Work to be completed - Write out the rows below exactly as they appear, starting at the line that contains "text-run: . [143,926,159,947]" and ending at the line that contains "text-run: Начало 60-х", with both of those lines included.

[Layout element annotations]
------------------------------------------------

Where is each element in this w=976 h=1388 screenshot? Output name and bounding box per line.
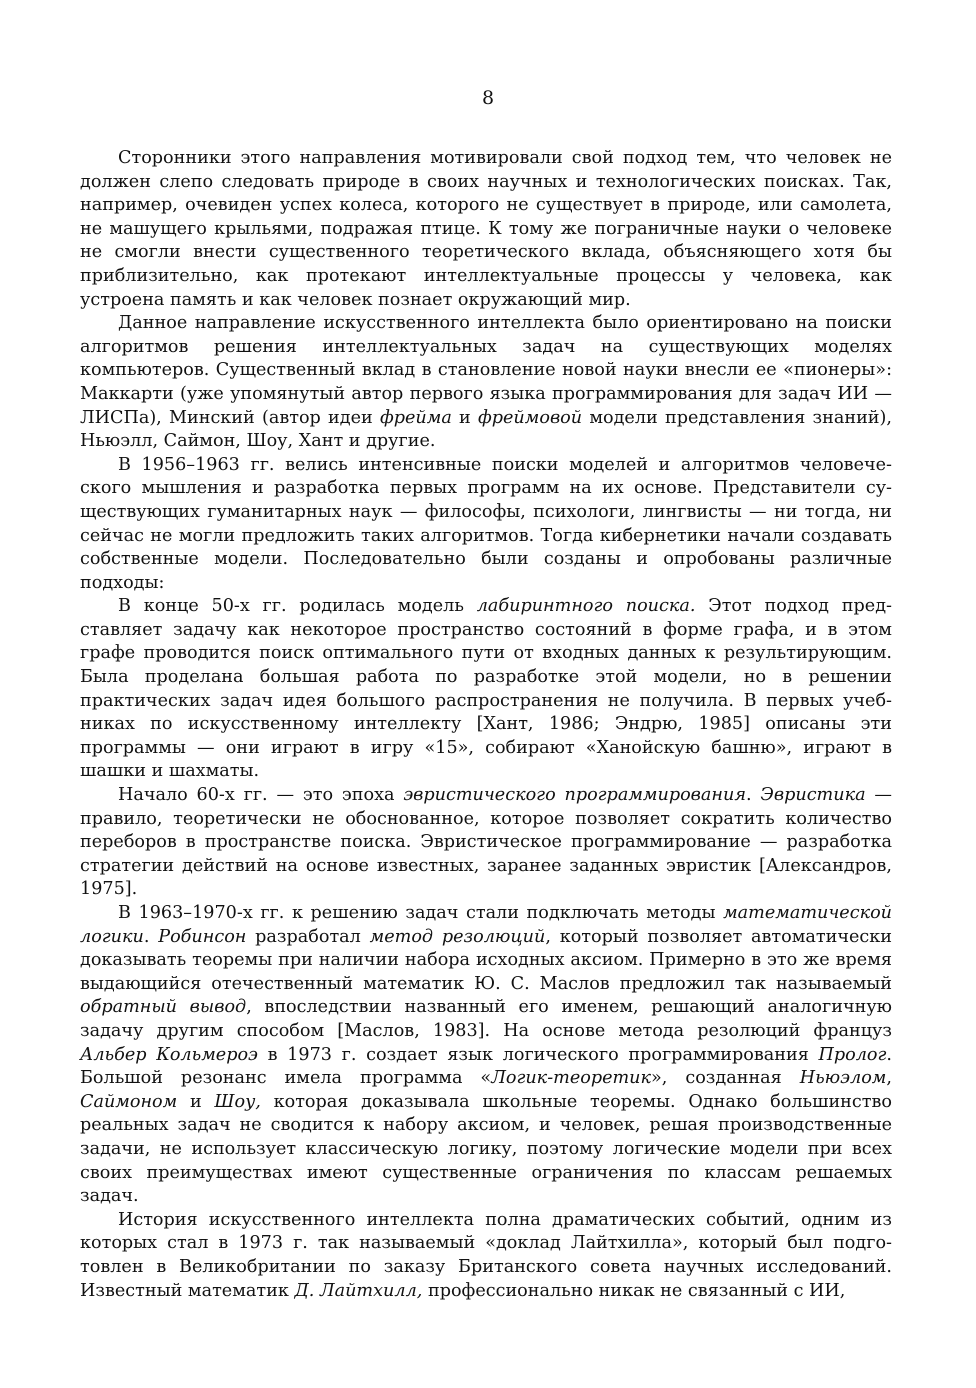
text-run: . [143,926,159,947]
text-run: Этот подход представляет задачу как некоторое пространство состояний в форме графа, и в этом графе проводится поиск оптимального пути от входных данных к результирующим. Была проделана большая работа по разработке этой модели, но в решении практических задач идея большого распространения не получила. В первых учебниках по искусственному интеллекту [Хант, 1986; Эндрю, 1985] описаны эти программы — они играют в игру «15», собирают «Ханойскую башню», играют в шашки и шахматы. [80,596,892,782]
italic-term: Шоу, [214,1091,261,1112]
text-run: Начало 60-х гг. — это эпоха [118,785,404,806]
text-run: Данное направление искусственного интеллекта было ориентировано на поиски алгоритмов решения интеллектуальных задач на существующих моделях компьютеров. Существенный вклад в становление новой науки внесли ее «пионеры»: Маккарти (уже упомянутый автор первого языка программирования для задач ИИ — ЛИСПа), Минский (автор идеи [80,313,892,428]
italic-term: Альбер Кольмероэ [80,1044,258,1065]
body-text [80,147,892,1303]
text-run: разработал [246,926,370,947]
paragraph [80,784,892,902]
italic-term: лабиринтного поиска. [476,596,696,617]
paragraph [80,1209,892,1303]
text-run: , [886,1068,892,1089]
italic-term: Пролог [818,1044,887,1065]
text-run: в 1973 г. создает язык логического программирования [257,1044,819,1065]
italic-term: эвристического программирования [403,785,746,806]
italic-term: фреймовой [477,407,583,428]
italic-term: фрейма [379,407,452,428]
italic-term: Робинсон [158,926,247,947]
text-run: и [177,1091,215,1112]
italic-term: Логик-теоретик [491,1068,652,1089]
italic-term: Ньюэлом [799,1068,887,1089]
text-run: Сторонники этого направления мотивировали свой подход тем, что человек не должен слепо следовать природе в своих научных и технологических поисках. Так, например, очевиден успех колеса, которого не существует в природе, или самолета, не машущего крыльями, подражая птице. К тому же пограничные науки о человеке не смогли внести существенного теоретического вклада, объясняющего хотя бы приблизительно, как протекают интеллектуальные процессы у человека, как устроена память и как человек познает окружающий мир. [80,148,892,310]
italic-term: метод резолюций [369,926,546,947]
text-run: В 1956–1963 гг. велись интенсивные поиски моделей и алгоритмов человеческого мышления и разработка первых программ на их основе. Представители существующих гуманитарных наук — философы, психологи, лингвисты — ни тогда, ни сейчас не могли предложить таких алгоритмов. Тогда кибернетики начали создавать собственные модели. Последовательно были созданы и опробованы различные подходы: [80,454,892,593]
paragraph [80,454,892,596]
text-run: », созданная [651,1068,800,1089]
italic-term: математической логики [80,903,892,947]
italic-term: Д. Лайтхилл, [294,1280,423,1301]
text-run: В 1963–1970-х гг. к решению задач стали подключать методы [118,903,724,923]
paragraph [80,312,892,454]
paragraph [80,595,892,784]
italic-term: Эвристика [760,785,866,806]
text-run: — правило, теоретически не обоснованное, которое позволяет сократить количество переборов в пространстве поиска. Эвристическое программирование — разработка стратегии действий на основе известных, заранее заданных эвристик [Александров, 1975]. [80,785,892,900]
text-run: . Большой резонанс имела программа « [80,1044,893,1089]
text-run: В конце 50-х гг. родилась модель [118,596,477,617]
text-run: профессионально никак не связанный с ИИ, [422,1280,846,1301]
paragraph [80,147,892,312]
page-number: 8 [481,87,495,109]
paragraph [80,902,892,1209]
text-run: и [451,407,478,428]
text-run: , впоследствии названный его именем, решающий аналогичную задачу другим способом [Маслов, 1983]. На основе метода резолюций француз [80,997,892,1041]
text-run: , который позволяет автоматически доказывать теоремы при наличии набора исходных аксиом. Примерно в это же время выдающийся отечественный математик Ю. С. Маслов предложил так называемый [80,926,893,994]
text-run: модели представления знаний), Ньюэлл, Саймон, Шоу, Хант и другие. [80,407,892,452]
text-run: . [745,785,761,806]
italic-term: обратный вывод [80,997,247,1018]
text-run: История искусственного интеллекта полна драматических событий, одним из которых стал в 1973 г. так называемый «доклад Лайтхилла», который был подготовлен в Великобритании по заказу Британского совета научных исследований. Известный математик [80,1209,892,1301]
text-run: которая доказывала школьные теоремы. Однако большинство реальных задач не сводится к набору аксиом, и человек, решая производственные задачи, не использует классическую логику, поэтому логические модели при всех своих преимуществах имеют существенные ограничения по классам решаемых задач. [80,1091,892,1207]
italic-term: Саймоном [80,1091,178,1112]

------------------------------------------------

Solution to the exercise -
text-run: . [143,926,159,947]
text-run: Этот подход представляет задачу как некоторое пространство состояний в форме графа, и в этом графе проводится поиск оптимального пути от входных данных к результирующим. Была проделана большая работа по разработке этой модели, но в решении практических задач идея большого распространения не получила. В первых учебниках по искусственному интеллекту [Хант, 1986; Эндрю, 1985] описаны эти программы — они играют в игру «15», собирают «Ханойскую башню», играют в шашки и шахматы. [80,596,892,782]
italic-term: Шоу, [214,1091,261,1112]
text-run: Начало 60-х гг. — это эпоха [118,785,404,806]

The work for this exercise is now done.